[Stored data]
______

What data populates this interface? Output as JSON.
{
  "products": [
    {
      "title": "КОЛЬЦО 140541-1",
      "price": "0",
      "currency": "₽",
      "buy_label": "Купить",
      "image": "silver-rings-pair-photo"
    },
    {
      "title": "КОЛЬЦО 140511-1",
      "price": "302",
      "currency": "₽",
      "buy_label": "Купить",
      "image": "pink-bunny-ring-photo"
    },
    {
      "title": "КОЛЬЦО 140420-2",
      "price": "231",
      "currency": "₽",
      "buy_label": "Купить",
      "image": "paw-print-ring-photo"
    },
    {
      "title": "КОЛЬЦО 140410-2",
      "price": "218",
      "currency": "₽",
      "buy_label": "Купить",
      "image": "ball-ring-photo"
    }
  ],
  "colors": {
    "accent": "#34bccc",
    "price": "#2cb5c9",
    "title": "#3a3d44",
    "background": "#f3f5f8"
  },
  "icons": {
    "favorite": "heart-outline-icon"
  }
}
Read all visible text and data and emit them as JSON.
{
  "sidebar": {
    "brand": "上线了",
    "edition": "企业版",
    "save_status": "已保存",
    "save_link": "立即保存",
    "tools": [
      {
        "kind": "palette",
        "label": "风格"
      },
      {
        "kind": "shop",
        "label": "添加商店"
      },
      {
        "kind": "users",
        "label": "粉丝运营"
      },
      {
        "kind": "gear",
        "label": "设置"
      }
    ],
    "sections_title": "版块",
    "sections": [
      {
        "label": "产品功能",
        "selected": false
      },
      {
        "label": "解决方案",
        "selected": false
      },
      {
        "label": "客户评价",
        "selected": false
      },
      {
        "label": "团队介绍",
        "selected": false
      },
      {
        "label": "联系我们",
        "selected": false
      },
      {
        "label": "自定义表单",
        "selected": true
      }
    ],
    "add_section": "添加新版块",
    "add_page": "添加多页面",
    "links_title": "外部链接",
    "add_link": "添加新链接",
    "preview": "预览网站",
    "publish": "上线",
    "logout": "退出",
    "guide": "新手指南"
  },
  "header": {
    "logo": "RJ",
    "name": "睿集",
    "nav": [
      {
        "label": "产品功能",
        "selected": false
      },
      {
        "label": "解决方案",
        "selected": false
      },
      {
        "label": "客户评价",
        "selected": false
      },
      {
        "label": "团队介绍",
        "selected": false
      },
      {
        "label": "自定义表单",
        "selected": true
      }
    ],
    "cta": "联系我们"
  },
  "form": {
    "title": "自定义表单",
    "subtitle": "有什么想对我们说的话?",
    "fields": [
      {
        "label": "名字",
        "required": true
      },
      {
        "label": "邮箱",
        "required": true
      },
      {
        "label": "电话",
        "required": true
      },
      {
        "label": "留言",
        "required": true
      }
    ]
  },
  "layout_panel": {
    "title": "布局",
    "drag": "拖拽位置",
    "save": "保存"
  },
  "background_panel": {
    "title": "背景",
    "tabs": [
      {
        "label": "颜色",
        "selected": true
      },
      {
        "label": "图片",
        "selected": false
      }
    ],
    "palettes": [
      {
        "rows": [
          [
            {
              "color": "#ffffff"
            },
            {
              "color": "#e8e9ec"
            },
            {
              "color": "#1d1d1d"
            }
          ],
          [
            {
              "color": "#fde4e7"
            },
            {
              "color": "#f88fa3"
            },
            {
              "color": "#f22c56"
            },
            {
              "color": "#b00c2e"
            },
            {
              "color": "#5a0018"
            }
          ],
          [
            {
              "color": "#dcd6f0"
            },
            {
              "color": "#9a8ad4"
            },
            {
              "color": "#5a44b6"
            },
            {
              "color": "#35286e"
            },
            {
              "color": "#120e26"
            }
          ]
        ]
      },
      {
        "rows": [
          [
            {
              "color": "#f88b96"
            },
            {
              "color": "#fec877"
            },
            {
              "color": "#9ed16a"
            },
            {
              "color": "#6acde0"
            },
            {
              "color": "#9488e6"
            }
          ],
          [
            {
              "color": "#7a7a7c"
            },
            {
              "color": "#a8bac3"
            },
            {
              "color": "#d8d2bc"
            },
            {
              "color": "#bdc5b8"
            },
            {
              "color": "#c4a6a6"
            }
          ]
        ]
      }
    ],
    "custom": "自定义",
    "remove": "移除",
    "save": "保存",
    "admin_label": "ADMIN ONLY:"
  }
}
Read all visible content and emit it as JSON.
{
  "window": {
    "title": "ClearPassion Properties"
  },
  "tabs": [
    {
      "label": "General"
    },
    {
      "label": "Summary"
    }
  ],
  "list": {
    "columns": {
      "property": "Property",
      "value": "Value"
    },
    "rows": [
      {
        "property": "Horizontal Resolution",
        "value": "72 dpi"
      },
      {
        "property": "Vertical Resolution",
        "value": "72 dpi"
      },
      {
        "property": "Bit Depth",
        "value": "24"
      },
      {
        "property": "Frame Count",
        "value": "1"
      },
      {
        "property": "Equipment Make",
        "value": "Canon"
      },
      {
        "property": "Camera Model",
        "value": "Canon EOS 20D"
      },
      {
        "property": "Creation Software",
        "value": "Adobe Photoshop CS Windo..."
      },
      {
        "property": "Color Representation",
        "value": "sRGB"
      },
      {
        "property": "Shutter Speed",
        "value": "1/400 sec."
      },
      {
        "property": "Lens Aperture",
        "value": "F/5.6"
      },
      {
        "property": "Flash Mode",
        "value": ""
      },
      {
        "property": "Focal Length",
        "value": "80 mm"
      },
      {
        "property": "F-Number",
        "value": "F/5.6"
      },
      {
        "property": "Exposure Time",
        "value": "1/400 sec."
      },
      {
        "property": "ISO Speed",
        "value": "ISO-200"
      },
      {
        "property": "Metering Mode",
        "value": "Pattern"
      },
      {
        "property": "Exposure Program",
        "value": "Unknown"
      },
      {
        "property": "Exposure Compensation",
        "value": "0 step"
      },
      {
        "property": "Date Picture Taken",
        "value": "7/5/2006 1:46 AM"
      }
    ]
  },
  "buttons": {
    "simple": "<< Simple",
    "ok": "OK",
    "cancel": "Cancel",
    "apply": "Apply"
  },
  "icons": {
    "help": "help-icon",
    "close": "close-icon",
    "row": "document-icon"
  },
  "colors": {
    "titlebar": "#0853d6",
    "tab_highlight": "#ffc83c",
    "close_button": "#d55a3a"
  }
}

______

# EXERCISE OBJECTIVE:
Would you reproduce the material above in full, exactly as given?

# ANSWER BELOW:
What data populates this interface? Output as JSON.
{
  "products": [
    {
      "title": "КОЛЬЦО 140541-1",
      "price": "0",
      "currency": "₽",
      "buy_label": "Купить",
      "image": "silver-rings-pair-photo"
    },
    {
      "title": "КОЛЬЦО 140511-1",
      "price": "302",
      "currency": "₽",
      "buy_label": "Купить",
      "image": "pink-bunny-ring-photo"
    },
    {
      "title": "КОЛЬЦО 140420-2",
      "price": "231",
      "currency": "₽",
      "buy_label": "Купить",
      "image": "paw-print-ring-photo"
    },
    {
      "title": "КОЛЬЦО 140410-2",
      "price": "218",
      "currency": "₽",
      "buy_label": "Купить",
      "image": "ball-ring-photo"
    }
  ],
  "colors": {
    "accent": "#34bccc",
    "price": "#2cb5c9",
    "title": "#3a3d44",
    "background": "#f3f5f8"
  },
  "icons": {
    "favorite": "heart-outline-icon"
  }
}
Read all visible text and data and emit them as JSON.
{
  "sidebar": {
    "brand": "上线了",
    "edition": "企业版",
    "save_status": "已保存",
    "save_link": "立即保存",
    "tools": [
      {
        "kind": "palette",
        "label": "风格"
      },
      {
        "kind": "shop",
        "label": "添加商店"
      },
      {
        "kind": "users",
        "label": "粉丝运营"
      },
      {
        "kind": "gear",
        "label": "设置"
      }
    ],
    "sections_title": "版块",
    "sections": [
      {
        "label": "产品功能",
        "selected": false
      },
      {
        "label": "解决方案",
        "selected": false
      },
      {
        "label": "客户评价",
        "selected": false
      },
      {
        "label": "团队介绍",
        "selected": false
      },
      {
        "label": "联系我们",
        "selected": false
      },
      {
        "label": "自定义表单",
        "selected": true
      }
    ],
    "add_section": "添加新版块",
    "add_page": "添加多页面",
    "links_title": "外部链接",
    "add_link": "添加新链接",
    "preview": "预览网站",
    "publish": "上线",
    "logout": "退出",
    "guide": "新手指南"
  },
  "header": {
    "logo": "RJ",
    "name": "睿集",
    "nav": [
      {
        "label": "产品功能",
        "selected": false
      },
      {
        "label": "解决方案",
        "selected": false
      },
      {
        "label": "客户评价",
        "selected": false
      },
      {
        "label": "团队介绍",
        "selected": false
      },
      {
        "label": "自定义表单",
        "selected": true
      }
    ],
    "cta": "联系我们"
  },
  "form": {
    "title": "自定义表单",
    "subtitle": "有什么想对我们说的话?",
    "fields": [
      {
        "label": "名字",
        "required": true
      },
      {
        "label": "邮箱",
        "required": true
      },
      {
        "label": "电话",
        "required": true
      },
      {
        "label": "留言",
        "required": true
      }
    ]
  },
  "layout_panel": {
    "title": "布局",
    "drag": "拖拽位置",
    "save": "保存"
  },
  "background_panel": {
    "title": "背景",
    "tabs": [
      {
        "label": "颜色",
        "selected": true
      },
      {
        "label": "图片",
        "selected": false
      }
    ],
    "palettes": [
      {
        "rows": [
          [
            {
              "color": "#ffffff"
            },
            {
              "color": "#e8e9ec"
            },
            {
              "color": "#1d1d1d"
            }
          ],
          [
            {
              "color": "#fde4e7"
            },
            {
              "color": "#f88fa3"
            },
            {
              "color": "#f22c56"
            },
            {
              "color": "#b00c2e"
            },
            {
              "color": "#5a0018"
            }
          ],
          [
            {
              "color": "#dcd6f0"
            },
            {
              "color": "#9a8ad4"
            },
            {
              "color": "#5a44b6"
            },
            {
              "color": "#35286e"
            },
            {
              "color": "#120e26"
            }
          ]
        ]
      },
      {
        "rows": [
          [
            {
              "color": "#f88b96"
            },
            {
              "color": "#fec877"
            },
            {
              "color": "#9ed16a"
            },
            {
              "color": "#6acde0"
            },
            {
              "color": "#9488e6"
            }
          ],
          [
            {
              "color": "#7a7a7c"
            },
            {
              "color": "#a8bac3"
            },
            {
              "color": "#d8d2bc"
            },
            {
              "color": "#bdc5b8"
            },
            {
              "color": "#c4a6a6"
            }
          ]
        ]
      }
    ],
    "custom": "自定义",
    "remove": "移除",
    "save": "保存",
    "admin_label": "ADMIN ONLY:"
  }
}
Read all visible content and emit it as JSON.
{
  "window": {
    "title": "ClearPassion Properties"
  },
  "tabs": [
    {
      "label": "General"
    },
    {
      "label": "Summary"
    }
  ],
  "list": {
    "columns": {
      "property": "Property",
      "value": "Value"
    },
    "rows": [
      {
        "property": "Horizontal Resolution",
        "value": "72 dpi"
      },
      {
        "property": "Vertical Resolution",
        "value": "72 dpi"
      },
      {
        "property": "Bit Depth",
        "value": "24"
      },
      {
        "property": "Frame Count",
        "value": "1"
      },
      {
        "property": "Equipment Make",
        "value": "Canon"
      },
      {
        "property": "Camera Model",
        "value": "Canon EOS 20D"
      },
      {
        "property": "Creation Software",
        "value": "Adobe Photoshop CS Windo..."
      },
      {
        "property": "Color Representation",
        "value": "sRGB"
      },
      {
        "property": "Shutter Speed",
        "value": "1/400 sec."
      },
      {
        "property": "Lens Aperture",
        "value": "F/5.6"
      },
      {
        "property": "Flash Mode",
        "value": ""
      },
      {
        "property": "Focal Length",
        "value": "80 mm"
      },
      {
        "property": "F-Number",
        "value": "F/5.6"
      },
      {
        "property": "Exposure Time",
        "value": "1/400 sec."
      },
      {
        "property": "ISO Speed",
        "value": "ISO-200"
      },
      {
        "property": "Metering Mode",
        "value": "Pattern"
      },
      {
        "property": "Exposure Program",
        "value": "Unknown"
      },
      {
        "property": "Exposure Compensation",
        "value": "0 step"
      },
      {
        "property": "Date Picture Taken",
        "value": "7/5/2006 1:46 AM"
      }
    ]
  },
  "buttons": {
    "simple": "<< Simple",
    "ok": "OK",
    "cancel": "Cancel",
    "apply": "Apply"
  },
  "icons": {
    "help": "help-icon",
    "close": "close-icon",
    "row": "document-icon"
  },
  "colors": {
    "titlebar": "#0853d6",
    "tab_highlight": "#ffc83c",
    "close_button": "#d55a3a"
  }
}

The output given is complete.